[BEGIN Task data]
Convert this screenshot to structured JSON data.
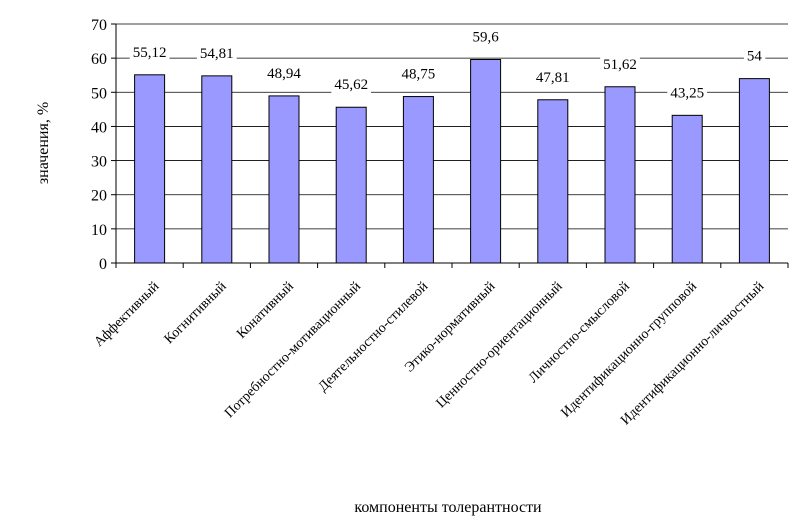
{
  "chart_data": {
    "type": "bar",
    "categories": [
      "Аффективный",
      "Когнитивный",
      "Конативный",
      "Потребностно-мотивационный",
      "Деятельностно-стилевой",
      "Этико-нормативный",
      "Ценностно-ориентационный",
      "Личностно-смысловой",
      "Идентификационно-групповой",
      "Идентификационно-личностный"
    ],
    "values": [
      55.12,
      54.81,
      48.94,
      45.62,
      48.75,
      59.6,
      47.81,
      51.62,
      43.25,
      54
    ],
    "value_labels": [
      "55,12",
      "54,81",
      "48,94",
      "45,62",
      "48,75",
      "59,6",
      "47,81",
      "51,62",
      "43,25",
      "54"
    ],
    "xlabel": "компоненты толерантности",
    "ylabel": "значения, %",
    "ylim": [
      0,
      70
    ],
    "yticks": [
      0,
      10,
      20,
      30,
      40,
      50,
      60,
      70
    ],
    "grid": true,
    "legend": "none",
    "colors": {
      "bar_fill": "#9999ff",
      "bar_stroke": "#000000",
      "grid": "#000000"
    }
  }
}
[END Task data]
* Required work
Repeat the data exactly, without the pictures.

* Answer for this exercise
Convert this screenshot to structured JSON data.
{
  "chart_data": {
    "type": "bar",
    "categories": [
      "Аффективный",
      "Когнитивный",
      "Конативный",
      "Потребностно-мотивационный",
      "Деятельностно-стилевой",
      "Этико-нормативный",
      "Ценностно-ориентационный",
      "Личностно-смысловой",
      "Идентификационно-групповой",
      "Идентификационно-личностный"
    ],
    "values": [
      55.12,
      54.81,
      48.94,
      45.62,
      48.75,
      59.6,
      47.81,
      51.62,
      43.25,
      54
    ],
    "value_labels": [
      "55,12",
      "54,81",
      "48,94",
      "45,62",
      "48,75",
      "59,6",
      "47,81",
      "51,62",
      "43,25",
      "54"
    ],
    "xlabel": "компоненты толерантности",
    "ylabel": "значения, %",
    "ylim": [
      0,
      70
    ],
    "yticks": [
      0,
      10,
      20,
      30,
      40,
      50,
      60,
      70
    ],
    "grid": true,
    "legend": "none",
    "colors": {
      "bar_fill": "#9999ff",
      "bar_stroke": "#000000",
      "grid": "#000000"
    }
  }
}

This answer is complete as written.